■ **ENTRIES SUPPLIED**:
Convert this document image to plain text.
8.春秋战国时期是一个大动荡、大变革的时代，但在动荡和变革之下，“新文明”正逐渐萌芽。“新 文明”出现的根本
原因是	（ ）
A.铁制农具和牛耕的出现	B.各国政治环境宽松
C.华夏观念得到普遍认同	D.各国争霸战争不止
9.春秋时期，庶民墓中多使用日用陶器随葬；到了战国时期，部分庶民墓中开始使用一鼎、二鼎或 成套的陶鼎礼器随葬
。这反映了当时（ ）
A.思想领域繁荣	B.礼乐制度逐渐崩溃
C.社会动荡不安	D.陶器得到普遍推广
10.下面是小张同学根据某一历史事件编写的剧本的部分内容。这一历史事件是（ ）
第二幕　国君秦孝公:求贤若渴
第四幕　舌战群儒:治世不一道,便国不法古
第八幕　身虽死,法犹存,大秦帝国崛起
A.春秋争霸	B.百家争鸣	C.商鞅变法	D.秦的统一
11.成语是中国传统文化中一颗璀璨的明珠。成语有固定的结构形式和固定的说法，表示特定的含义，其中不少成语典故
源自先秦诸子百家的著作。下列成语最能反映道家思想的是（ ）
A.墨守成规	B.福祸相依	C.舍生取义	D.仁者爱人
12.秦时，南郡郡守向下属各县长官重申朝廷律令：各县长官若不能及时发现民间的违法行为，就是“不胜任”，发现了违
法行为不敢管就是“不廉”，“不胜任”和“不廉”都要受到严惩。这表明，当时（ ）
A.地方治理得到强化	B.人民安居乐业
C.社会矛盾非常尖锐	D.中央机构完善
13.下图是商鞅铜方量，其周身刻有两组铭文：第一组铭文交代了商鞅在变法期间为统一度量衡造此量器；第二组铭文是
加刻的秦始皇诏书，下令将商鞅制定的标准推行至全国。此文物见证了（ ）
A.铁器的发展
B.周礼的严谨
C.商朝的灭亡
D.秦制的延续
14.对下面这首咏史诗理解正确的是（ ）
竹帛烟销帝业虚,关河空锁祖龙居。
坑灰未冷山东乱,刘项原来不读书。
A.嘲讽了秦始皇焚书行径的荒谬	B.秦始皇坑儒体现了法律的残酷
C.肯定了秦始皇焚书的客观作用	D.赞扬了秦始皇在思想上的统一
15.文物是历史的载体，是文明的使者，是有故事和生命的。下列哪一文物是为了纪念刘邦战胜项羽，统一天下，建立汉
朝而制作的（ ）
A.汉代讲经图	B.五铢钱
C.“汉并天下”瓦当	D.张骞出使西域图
==
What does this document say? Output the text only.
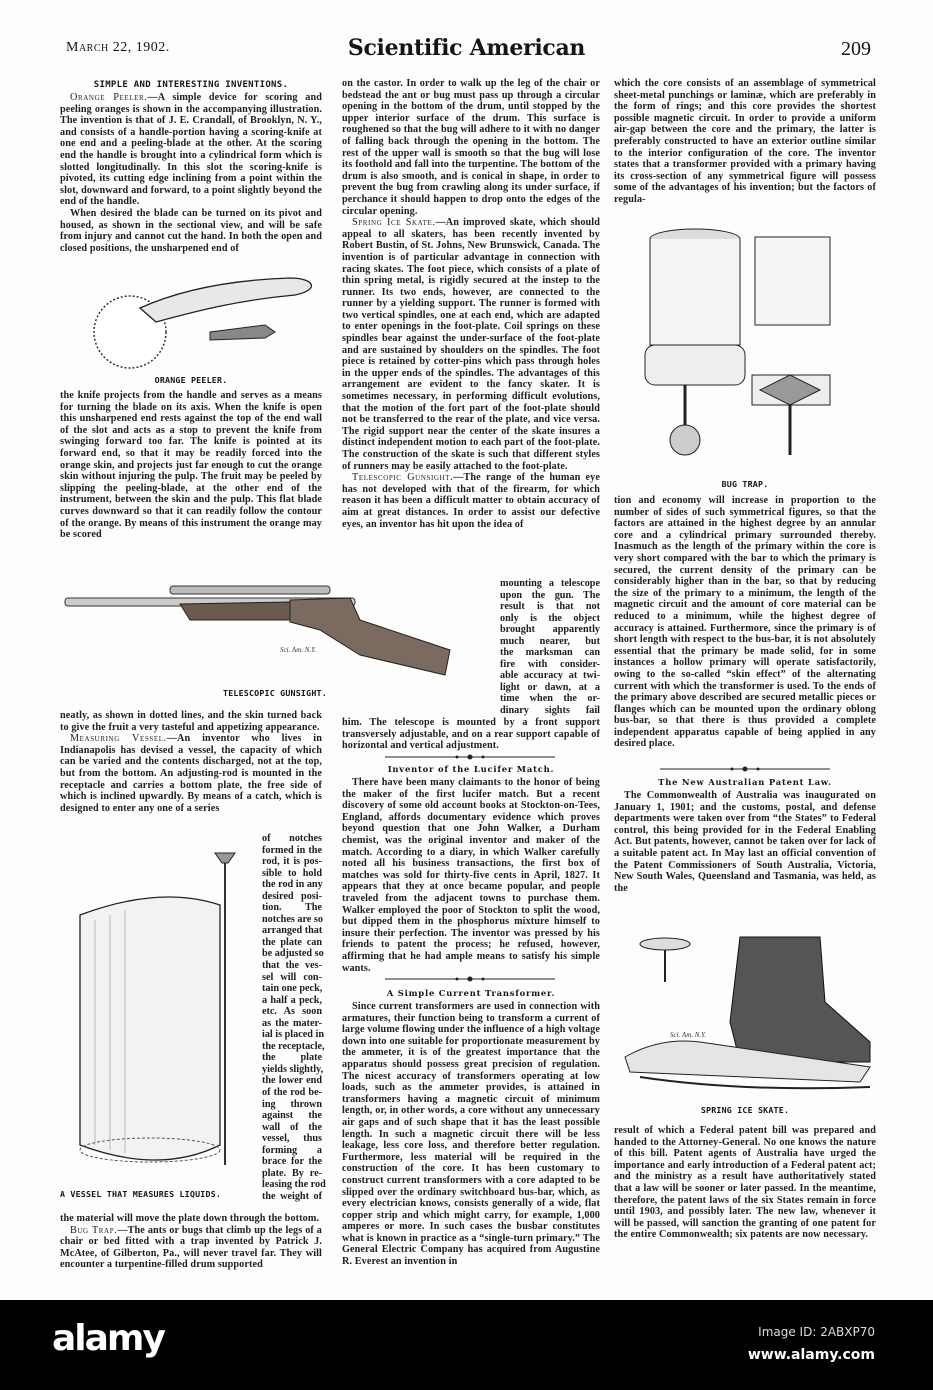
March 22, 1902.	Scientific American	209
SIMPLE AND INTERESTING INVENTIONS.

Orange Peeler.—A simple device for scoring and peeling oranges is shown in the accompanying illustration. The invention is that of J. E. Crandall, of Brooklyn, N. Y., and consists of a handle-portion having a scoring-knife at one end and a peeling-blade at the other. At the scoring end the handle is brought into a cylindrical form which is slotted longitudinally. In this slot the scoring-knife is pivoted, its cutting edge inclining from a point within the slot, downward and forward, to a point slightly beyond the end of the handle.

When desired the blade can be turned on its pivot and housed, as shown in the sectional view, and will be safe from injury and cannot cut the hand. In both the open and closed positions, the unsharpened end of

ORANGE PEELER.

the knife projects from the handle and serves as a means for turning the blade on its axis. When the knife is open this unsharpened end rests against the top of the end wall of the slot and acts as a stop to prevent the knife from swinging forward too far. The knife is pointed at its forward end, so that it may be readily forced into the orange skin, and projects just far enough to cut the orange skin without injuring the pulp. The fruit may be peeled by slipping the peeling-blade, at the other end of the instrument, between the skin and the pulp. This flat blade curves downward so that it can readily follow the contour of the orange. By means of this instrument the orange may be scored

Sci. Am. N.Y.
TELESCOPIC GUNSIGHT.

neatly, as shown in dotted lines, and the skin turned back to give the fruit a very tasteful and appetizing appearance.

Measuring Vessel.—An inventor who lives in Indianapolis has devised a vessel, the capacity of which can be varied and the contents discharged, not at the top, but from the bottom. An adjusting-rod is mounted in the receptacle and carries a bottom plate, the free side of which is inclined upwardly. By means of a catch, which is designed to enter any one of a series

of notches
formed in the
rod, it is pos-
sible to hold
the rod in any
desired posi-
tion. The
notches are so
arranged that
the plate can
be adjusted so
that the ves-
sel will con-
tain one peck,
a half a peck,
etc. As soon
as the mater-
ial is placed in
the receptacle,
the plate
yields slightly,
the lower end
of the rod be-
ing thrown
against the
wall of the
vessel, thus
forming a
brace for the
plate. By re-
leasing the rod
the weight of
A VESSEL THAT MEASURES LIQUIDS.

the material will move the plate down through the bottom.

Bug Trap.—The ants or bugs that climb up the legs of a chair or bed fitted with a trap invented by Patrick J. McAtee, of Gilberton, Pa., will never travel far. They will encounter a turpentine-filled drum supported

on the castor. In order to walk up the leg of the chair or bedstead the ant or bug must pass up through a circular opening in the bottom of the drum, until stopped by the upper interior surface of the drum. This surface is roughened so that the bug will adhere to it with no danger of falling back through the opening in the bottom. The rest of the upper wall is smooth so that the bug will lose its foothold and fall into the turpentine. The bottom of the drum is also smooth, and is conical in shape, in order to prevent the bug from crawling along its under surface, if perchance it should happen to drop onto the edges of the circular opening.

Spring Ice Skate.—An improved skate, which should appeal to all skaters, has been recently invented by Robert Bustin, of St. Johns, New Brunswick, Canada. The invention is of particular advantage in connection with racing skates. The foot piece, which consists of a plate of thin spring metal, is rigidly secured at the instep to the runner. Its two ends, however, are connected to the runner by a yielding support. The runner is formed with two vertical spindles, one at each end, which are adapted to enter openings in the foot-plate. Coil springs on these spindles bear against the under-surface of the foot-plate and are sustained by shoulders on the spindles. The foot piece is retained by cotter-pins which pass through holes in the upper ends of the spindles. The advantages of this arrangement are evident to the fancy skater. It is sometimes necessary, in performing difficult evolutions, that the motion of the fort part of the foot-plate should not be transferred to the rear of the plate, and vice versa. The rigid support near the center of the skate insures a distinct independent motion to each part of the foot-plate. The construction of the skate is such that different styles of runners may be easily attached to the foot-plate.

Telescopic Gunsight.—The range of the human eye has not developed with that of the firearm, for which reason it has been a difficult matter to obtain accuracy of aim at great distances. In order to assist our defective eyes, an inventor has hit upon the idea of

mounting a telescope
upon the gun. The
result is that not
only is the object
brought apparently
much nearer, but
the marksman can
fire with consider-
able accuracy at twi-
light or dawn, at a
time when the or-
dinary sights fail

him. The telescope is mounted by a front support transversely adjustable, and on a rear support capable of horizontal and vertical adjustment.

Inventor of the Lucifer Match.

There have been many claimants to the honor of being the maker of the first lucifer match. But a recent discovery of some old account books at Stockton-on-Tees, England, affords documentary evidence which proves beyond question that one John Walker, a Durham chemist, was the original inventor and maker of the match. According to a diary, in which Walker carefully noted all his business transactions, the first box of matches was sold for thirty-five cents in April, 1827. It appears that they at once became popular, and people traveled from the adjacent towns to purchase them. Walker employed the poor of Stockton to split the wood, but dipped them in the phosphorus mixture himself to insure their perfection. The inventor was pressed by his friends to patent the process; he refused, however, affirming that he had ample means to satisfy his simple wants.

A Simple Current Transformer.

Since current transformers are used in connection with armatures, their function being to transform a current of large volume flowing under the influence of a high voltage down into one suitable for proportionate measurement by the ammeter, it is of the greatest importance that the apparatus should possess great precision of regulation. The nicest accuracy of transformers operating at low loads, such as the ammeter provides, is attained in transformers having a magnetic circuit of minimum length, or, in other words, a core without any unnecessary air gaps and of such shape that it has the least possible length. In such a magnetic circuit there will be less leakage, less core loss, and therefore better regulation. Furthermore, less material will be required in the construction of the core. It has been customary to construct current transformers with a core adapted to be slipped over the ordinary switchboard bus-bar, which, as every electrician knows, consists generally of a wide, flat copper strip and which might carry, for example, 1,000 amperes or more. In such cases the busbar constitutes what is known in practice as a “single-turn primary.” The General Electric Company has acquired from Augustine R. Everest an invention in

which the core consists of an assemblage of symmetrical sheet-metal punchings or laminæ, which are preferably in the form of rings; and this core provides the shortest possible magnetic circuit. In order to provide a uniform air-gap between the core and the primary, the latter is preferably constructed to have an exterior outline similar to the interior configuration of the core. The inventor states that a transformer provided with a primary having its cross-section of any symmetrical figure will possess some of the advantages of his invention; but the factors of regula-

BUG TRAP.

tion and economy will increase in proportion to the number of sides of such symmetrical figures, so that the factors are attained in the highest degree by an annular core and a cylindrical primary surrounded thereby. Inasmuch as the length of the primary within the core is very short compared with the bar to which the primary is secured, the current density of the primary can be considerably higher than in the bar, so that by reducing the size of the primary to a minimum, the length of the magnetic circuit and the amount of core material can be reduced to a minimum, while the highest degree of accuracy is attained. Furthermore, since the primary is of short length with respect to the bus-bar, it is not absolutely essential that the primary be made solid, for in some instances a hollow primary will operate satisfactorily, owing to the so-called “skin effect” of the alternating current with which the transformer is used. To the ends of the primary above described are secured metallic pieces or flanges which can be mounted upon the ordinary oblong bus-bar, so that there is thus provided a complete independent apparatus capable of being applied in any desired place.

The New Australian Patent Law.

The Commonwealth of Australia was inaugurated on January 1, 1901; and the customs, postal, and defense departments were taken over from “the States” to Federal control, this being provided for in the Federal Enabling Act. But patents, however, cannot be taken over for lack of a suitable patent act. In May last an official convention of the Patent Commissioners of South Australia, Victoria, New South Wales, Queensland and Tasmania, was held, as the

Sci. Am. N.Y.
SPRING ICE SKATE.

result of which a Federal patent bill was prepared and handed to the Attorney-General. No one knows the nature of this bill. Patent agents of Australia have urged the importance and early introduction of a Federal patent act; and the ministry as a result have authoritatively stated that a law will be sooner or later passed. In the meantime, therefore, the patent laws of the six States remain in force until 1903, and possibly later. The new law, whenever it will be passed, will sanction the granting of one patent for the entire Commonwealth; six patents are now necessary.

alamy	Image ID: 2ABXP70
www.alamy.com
* * *
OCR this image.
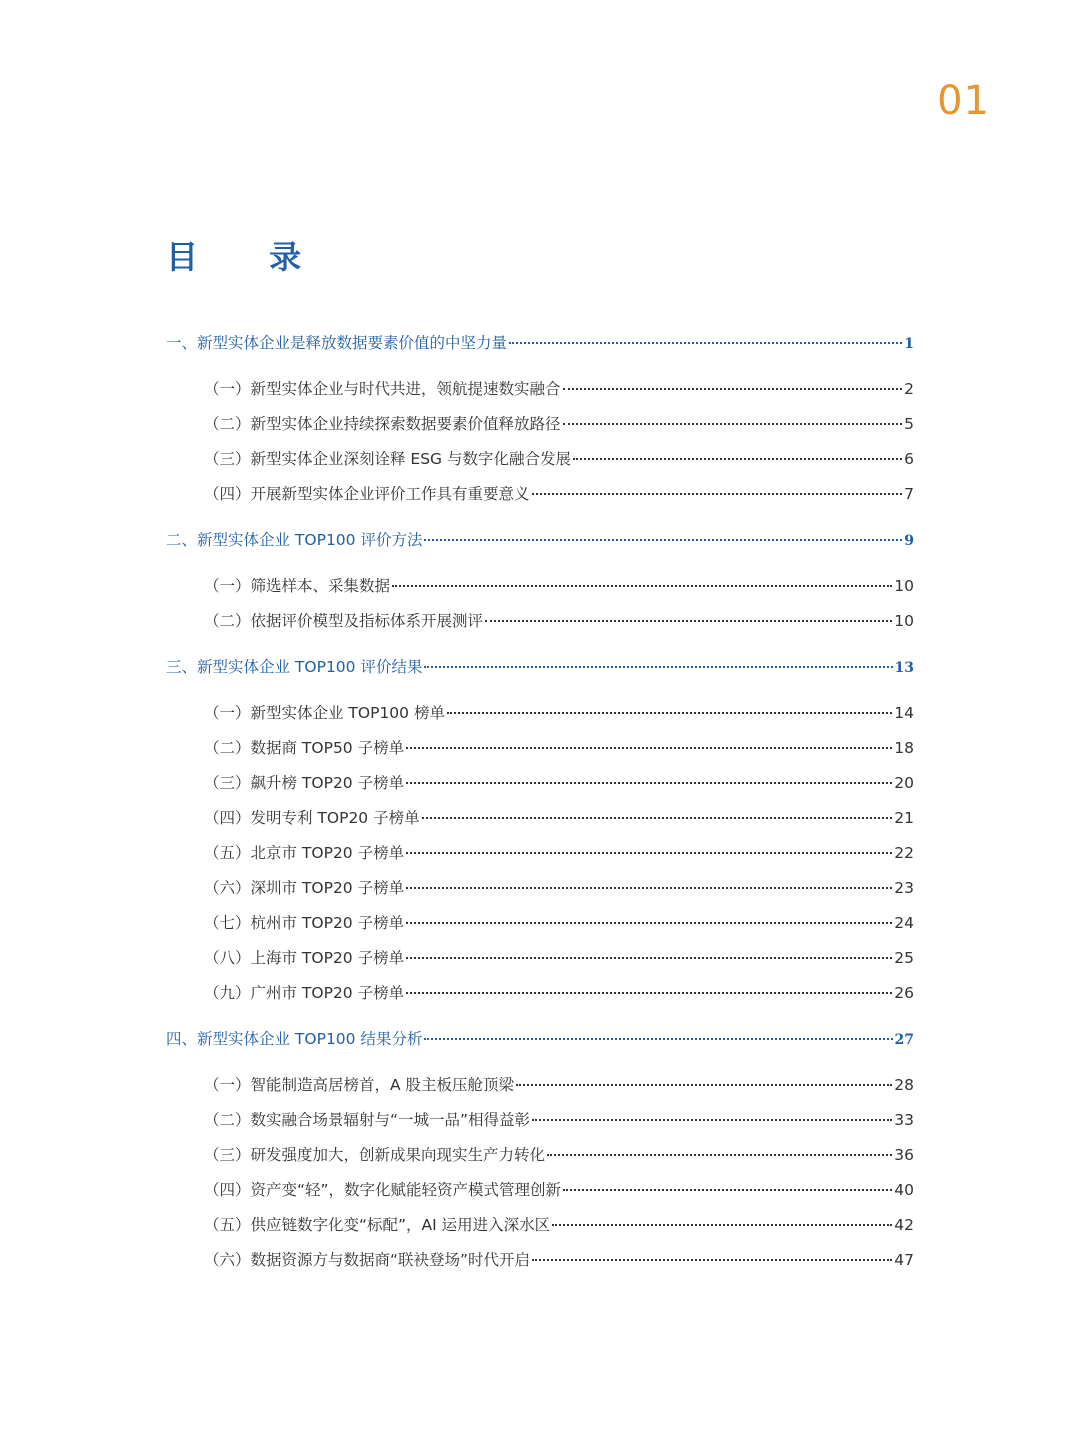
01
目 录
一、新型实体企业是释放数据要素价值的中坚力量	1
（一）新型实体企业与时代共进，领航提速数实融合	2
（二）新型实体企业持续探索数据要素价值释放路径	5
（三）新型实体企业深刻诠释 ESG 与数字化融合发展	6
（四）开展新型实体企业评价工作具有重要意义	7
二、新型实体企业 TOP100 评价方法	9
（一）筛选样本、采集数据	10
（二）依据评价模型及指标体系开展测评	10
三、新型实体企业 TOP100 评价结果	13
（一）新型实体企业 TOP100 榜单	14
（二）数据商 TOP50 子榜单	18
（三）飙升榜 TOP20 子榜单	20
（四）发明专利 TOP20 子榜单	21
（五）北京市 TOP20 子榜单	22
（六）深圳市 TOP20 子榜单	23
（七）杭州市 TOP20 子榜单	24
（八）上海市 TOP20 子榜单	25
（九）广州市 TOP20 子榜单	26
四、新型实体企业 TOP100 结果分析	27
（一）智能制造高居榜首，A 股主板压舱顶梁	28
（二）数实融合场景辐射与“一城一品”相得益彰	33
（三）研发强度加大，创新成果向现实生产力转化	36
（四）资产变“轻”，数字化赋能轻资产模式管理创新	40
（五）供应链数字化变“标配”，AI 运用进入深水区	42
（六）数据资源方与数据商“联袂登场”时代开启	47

■ **AIM**:
Search the data above for the word "text", then gather each line in which it appears.

■ **RESPONSE TO THE EXERCISE**:
Convert this document image to plain text.
What does this document say? Output the text only.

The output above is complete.